## Start
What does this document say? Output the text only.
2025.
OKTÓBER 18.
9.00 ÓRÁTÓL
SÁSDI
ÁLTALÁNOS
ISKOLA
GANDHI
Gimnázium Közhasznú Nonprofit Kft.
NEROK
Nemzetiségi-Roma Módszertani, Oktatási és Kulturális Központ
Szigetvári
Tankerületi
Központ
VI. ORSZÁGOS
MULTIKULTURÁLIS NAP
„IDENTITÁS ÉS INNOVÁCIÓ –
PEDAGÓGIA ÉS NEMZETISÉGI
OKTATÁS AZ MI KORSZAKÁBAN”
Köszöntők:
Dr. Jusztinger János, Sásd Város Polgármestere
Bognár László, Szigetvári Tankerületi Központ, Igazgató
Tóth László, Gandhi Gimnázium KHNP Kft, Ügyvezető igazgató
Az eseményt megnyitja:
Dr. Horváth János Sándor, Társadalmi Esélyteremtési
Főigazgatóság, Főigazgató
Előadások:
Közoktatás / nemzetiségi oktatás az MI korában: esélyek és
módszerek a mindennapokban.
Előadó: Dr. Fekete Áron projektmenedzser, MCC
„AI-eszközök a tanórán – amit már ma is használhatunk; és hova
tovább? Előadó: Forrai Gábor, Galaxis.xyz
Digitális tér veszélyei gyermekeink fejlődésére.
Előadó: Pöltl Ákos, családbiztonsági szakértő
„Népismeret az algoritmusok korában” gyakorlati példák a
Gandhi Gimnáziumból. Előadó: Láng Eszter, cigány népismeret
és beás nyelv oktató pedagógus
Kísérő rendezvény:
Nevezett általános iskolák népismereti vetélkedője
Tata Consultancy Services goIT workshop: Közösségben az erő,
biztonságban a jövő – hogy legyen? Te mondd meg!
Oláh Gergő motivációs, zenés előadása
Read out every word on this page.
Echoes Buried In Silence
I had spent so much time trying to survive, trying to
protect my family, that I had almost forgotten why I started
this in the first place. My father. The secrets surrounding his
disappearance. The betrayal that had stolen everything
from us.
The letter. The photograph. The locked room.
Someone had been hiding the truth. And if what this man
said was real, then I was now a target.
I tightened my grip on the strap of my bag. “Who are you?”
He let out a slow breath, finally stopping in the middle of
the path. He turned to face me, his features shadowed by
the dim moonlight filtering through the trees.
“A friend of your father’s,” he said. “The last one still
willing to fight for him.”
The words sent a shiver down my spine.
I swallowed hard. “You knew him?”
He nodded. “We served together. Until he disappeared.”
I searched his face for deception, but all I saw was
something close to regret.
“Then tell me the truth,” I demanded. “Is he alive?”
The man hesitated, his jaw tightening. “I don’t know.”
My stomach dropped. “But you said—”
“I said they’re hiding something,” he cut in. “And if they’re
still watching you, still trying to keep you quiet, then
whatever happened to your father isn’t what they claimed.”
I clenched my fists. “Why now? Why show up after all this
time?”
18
## End
▶ **Problem requirements**:
All of the records must be retyped exactly as they are.

▶ **Task answer**:
What does this document say? Output the text only.
2025.
OKTÓBER 18.
9.00 ÓRÁTÓL
SÁSDI
ÁLTALÁNOS
ISKOLA
GANDHI
Gimnázium Közhasznú Nonprofit Kft.
NEROK
Nemzetiségi-Roma Módszertani, Oktatási és Kulturális Központ
Szigetvári
Tankerületi
Központ
VI. ORSZÁGOS
MULTIKULTURÁLIS NAP
„IDENTITÁS ÉS INNOVÁCIÓ –
PEDAGÓGIA ÉS NEMZETISÉGI
OKTATÁS AZ MI KORSZAKÁBAN”
Köszöntők:
Dr. Jusztinger János, Sásd Város Polgármestere
Bognár László, Szigetvári Tankerületi Központ, Igazgató
Tóth László, Gandhi Gimnázium KHNP Kft, Ügyvezető igazgató
Az eseményt megnyitja:
Dr. Horváth János Sándor, Társadalmi Esélyteremtési
Főigazgatóság, Főigazgató
Előadások:
Közoktatás / nemzetiségi oktatás az MI korában: esélyek és
módszerek a mindennapokban.
Előadó: Dr. Fekete Áron projektmenedzser, MCC
„AI-eszközök a tanórán – amit már ma is használhatunk; és hova
tovább? Előadó: Forrai Gábor, Galaxis.xyz
Digitális tér veszélyei gyermekeink fejlődésére.
Előadó: Pöltl Ákos, családbiztonsági szakértő
„Népismeret az algoritmusok korában” gyakorlati példák a
Gandhi Gimnáziumból. Előadó: Láng Eszter, cigány népismeret
és beás nyelv oktató pedagógus
Kísérő rendezvény:
Nevezett általános iskolák népismereti vetélkedője
Tata Consultancy Services goIT workshop: Közösségben az erő,
biztonságban a jövő – hogy legyen? Te mondd meg!
Oláh Gergő motivációs, zenés előadása
Read out every word on this page.
Echoes Buried In Silence
I had spent so much time trying to survive, trying to
protect my family, that I had almost forgotten why I started
this in the first place. My father. The secrets surrounding his
disappearance. The betrayal that had stolen everything
from us.
The letter. The photograph. The locked room.
Someone had been hiding the truth. And if what this man
said was real, then I was now a target.
I tightened my grip on the strap of my bag. “Who are you?”
He let out a slow breath, finally stopping in the middle of
the path. He turned to face me, his features shadowed by
the dim moonlight filtering through the trees.
“A friend of your father’s,” he said. “The last one still
willing to fight for him.”
The words sent a shiver down my spine.
I swallowed hard. “You knew him?”
He nodded. “We served together. Until he disappeared.”
I searched his face for deception, but all I saw was
something close to regret.
“Then tell me the truth,” I demanded. “Is he alive?”
The man hesitated, his jaw tightening. “I don’t know.”
My stomach dropped. “But you said—”
“I said they’re hiding something,” he cut in. “And if they’re
still watching you, still trying to keep you quiet, then
whatever happened to your father isn’t what they claimed.”
I clenched my fists. “Why now? Why show up after all this
time?”
18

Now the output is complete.